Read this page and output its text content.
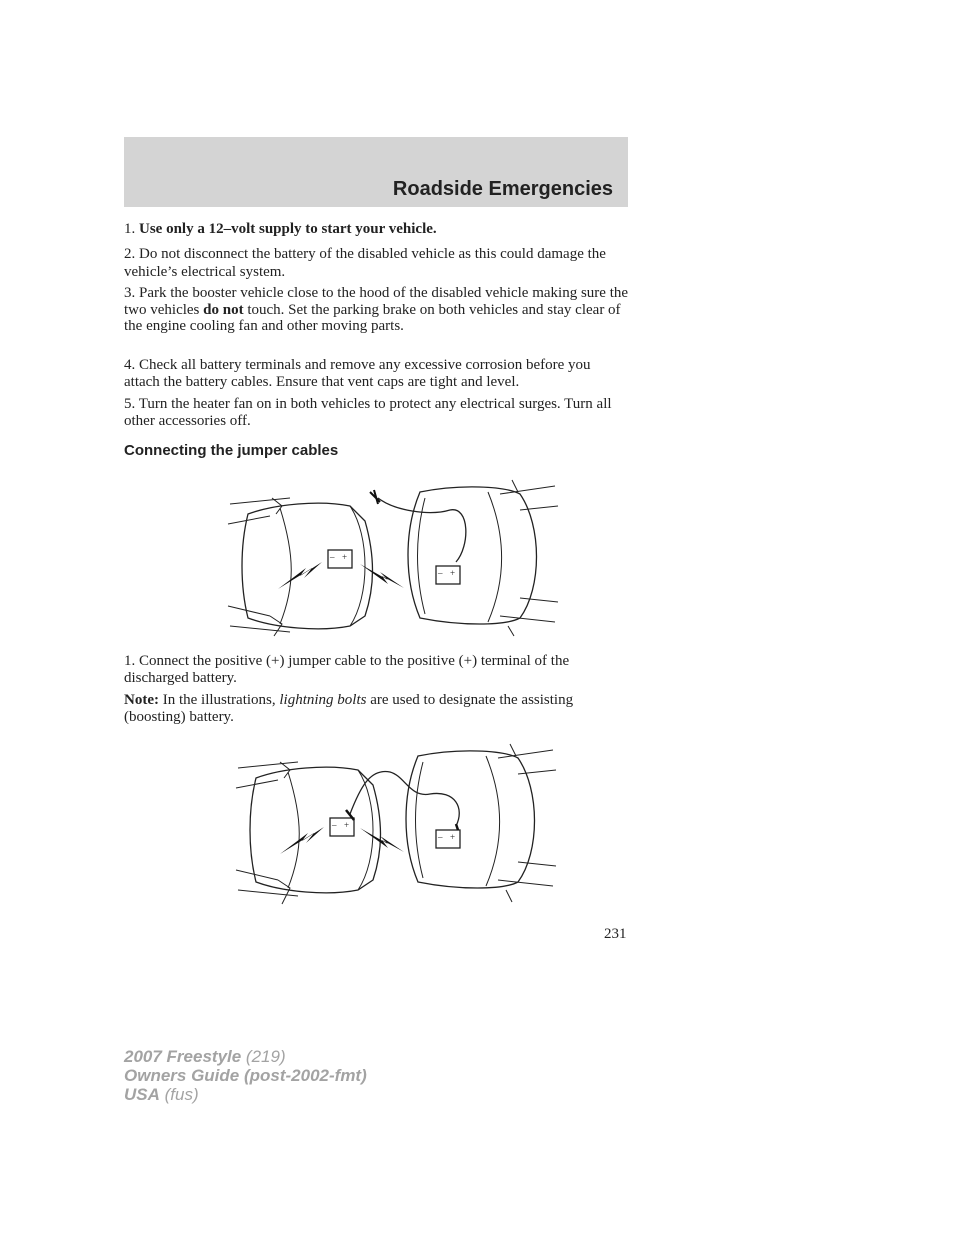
Roadside Emergencies

1. Use only a 12–volt supply to start your vehicle.

2. Do not disconnect the battery of the disabled vehicle as this could damage the vehicle’s electrical system.

3. Park the booster vehicle close to the hood of the disabled vehicle making sure the two vehicles do not touch. Set the parking brake on both vehicles and stay clear of the engine cooling fan and other moving parts.

4. Check all battery terminals and remove any excessive corrosion before you attach the battery cables. Ensure that vent caps are tight and level.

5. Turn the heater fan on in both vehicles to protect any electrical surges. Turn all other accessories off.

Connecting the jumper cables
– +
– +

1. Connect the positive (+) jumper cable to the positive (+) terminal of the discharged battery.

Note: In the illustrations, lightning bolts are used to designate the assisting (boosting) battery.

– +
– +
231
2007 Freestyle (219)
Owners Guide (post-2002-fmt)
USA (fus)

----------------------------------------

§ **TASK DIRECTIONS**: Reproduce the material word for word, minus the images.

§ **SOLUTION TO THIS PROBLEM**:
Read this page and output its text content.
Roadside Emergencies

1. Use only a 12–volt supply to start your vehicle.

2. Do not disconnect the battery of the disabled vehicle as this could damage the vehicle’s electrical system.

3. Park the booster vehicle close to the hood of the disabled vehicle making sure the two vehicles do not touch. Set the parking brake on both vehicles and stay clear of the engine cooling fan and other moving parts.

4. Check all battery terminals and remove any excessive corrosion before you attach the battery cables. Ensure that vent caps are tight and level.

5. Turn the heater fan on in both vehicles to protect any electrical surges. Turn all other accessories off.

Connecting the jumper cables
– +
– +

1. Connect the positive (+) jumper cable to the positive (+) terminal of the discharged battery.

Note: In the illustrations, lightning bolts are used to designate the assisting (boosting) battery.

– +
– +
231
2007 Freestyle (219)
Owners Guide (post-2002-fmt)
USA (fus)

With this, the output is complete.